* REQUIRED WORK *
Copy each line of the data below with the word "historie".

═════ GIVEN RECORDS

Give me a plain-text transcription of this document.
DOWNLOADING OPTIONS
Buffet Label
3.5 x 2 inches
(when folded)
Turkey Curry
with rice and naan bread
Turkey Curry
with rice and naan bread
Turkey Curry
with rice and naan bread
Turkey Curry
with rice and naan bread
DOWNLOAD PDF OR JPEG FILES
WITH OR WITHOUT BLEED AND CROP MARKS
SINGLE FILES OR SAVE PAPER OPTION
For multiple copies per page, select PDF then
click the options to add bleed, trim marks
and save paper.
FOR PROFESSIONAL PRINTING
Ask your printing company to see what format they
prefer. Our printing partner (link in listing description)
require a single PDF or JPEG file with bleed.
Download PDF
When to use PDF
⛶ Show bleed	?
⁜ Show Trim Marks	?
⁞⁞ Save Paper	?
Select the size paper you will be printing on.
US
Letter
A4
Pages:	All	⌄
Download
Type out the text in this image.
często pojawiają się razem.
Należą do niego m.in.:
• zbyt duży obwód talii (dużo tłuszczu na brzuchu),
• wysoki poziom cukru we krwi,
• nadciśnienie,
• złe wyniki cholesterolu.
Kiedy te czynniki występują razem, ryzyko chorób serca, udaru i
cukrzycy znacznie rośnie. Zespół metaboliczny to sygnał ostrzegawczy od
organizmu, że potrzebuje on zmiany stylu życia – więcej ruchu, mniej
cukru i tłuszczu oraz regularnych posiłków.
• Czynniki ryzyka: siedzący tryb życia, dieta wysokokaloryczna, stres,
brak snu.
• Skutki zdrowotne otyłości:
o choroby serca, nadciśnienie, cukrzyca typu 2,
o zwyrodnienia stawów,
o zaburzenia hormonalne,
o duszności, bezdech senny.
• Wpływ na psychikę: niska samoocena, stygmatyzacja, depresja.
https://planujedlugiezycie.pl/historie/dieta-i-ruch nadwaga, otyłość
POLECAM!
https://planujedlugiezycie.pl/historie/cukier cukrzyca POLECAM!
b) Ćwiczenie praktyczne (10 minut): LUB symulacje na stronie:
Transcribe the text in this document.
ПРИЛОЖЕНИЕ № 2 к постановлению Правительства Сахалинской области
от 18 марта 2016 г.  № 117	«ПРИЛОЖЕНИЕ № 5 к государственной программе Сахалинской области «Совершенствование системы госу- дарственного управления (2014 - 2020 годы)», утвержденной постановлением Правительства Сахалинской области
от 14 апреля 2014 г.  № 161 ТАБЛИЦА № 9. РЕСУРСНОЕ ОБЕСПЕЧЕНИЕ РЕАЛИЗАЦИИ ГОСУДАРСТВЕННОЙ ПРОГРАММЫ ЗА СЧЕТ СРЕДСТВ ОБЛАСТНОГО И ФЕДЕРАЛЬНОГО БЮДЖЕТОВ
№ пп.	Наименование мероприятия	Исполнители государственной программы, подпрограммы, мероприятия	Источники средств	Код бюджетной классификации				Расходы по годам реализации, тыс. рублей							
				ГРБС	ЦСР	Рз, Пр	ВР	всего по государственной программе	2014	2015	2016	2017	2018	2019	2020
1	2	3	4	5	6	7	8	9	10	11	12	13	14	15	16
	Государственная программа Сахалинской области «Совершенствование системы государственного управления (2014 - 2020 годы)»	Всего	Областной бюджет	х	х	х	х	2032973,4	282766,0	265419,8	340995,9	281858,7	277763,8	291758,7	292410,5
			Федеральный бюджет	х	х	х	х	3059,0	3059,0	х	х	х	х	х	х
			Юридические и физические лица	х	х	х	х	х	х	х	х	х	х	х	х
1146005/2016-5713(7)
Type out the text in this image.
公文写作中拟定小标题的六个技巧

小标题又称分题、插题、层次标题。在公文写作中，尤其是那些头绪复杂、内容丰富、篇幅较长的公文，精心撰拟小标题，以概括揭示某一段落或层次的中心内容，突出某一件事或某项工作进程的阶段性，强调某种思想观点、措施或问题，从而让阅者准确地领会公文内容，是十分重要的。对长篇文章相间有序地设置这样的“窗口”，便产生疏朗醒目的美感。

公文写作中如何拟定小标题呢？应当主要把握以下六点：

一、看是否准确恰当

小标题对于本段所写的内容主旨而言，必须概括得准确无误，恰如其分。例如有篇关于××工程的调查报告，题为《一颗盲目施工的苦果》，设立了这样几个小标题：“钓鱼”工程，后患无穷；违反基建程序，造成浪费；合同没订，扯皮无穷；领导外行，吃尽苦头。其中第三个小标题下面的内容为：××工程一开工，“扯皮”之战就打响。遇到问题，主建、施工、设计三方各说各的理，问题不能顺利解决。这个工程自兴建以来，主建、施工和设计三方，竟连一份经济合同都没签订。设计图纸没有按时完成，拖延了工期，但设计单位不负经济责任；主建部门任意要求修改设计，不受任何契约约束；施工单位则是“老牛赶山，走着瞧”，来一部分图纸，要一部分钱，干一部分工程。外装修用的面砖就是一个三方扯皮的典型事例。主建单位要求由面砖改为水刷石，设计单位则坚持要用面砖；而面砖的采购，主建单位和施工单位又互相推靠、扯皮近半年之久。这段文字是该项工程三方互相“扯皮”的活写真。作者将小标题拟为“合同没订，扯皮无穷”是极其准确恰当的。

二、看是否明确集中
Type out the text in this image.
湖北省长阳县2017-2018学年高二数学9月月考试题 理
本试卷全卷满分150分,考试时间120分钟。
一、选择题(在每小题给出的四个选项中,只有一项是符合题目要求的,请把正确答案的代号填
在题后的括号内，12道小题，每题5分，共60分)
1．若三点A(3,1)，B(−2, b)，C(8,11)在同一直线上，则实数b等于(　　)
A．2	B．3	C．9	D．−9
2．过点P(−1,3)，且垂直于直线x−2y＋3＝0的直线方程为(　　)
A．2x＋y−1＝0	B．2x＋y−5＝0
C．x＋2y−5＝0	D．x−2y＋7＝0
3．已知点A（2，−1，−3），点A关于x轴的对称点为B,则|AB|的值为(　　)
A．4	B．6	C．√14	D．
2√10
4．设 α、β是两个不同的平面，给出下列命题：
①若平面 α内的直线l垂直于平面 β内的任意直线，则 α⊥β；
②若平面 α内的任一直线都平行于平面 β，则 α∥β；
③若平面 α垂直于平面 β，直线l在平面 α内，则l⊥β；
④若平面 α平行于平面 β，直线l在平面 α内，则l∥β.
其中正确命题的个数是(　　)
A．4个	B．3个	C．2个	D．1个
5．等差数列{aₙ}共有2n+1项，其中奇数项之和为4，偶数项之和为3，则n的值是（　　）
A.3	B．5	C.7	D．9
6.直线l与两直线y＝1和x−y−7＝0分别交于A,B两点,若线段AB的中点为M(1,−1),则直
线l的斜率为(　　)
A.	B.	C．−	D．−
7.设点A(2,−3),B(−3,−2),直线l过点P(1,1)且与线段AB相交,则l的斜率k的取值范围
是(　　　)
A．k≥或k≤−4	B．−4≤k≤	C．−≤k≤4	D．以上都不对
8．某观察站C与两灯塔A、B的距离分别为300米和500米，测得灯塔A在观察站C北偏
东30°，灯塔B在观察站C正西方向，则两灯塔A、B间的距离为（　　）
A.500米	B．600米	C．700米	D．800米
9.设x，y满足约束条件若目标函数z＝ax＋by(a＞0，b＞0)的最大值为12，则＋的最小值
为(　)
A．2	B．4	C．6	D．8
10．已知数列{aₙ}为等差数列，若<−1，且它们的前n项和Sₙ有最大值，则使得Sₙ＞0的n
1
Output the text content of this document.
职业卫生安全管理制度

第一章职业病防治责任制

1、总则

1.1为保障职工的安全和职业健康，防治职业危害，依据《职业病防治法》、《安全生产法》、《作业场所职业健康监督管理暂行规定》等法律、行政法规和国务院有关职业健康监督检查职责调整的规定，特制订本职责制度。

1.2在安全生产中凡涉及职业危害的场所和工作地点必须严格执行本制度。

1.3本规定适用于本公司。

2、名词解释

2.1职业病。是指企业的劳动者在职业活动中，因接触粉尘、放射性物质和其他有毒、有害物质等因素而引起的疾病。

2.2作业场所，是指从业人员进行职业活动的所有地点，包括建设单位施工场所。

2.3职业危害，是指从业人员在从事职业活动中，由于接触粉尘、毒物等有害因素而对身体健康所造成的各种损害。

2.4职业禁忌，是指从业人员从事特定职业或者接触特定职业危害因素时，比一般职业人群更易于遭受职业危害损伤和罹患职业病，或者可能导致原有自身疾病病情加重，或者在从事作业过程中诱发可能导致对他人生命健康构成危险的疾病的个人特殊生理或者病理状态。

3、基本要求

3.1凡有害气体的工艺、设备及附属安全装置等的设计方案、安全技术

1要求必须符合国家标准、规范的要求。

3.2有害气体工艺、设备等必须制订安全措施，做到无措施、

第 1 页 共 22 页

══════════

* RESULT OF THE EXERCISE *
https://planujedlugiezycie.pl/historie/dieta-i-ruch nadwaga, otyłość
https://planujedlugiezycie.pl/historie/cukier cukrzyca POLECAM!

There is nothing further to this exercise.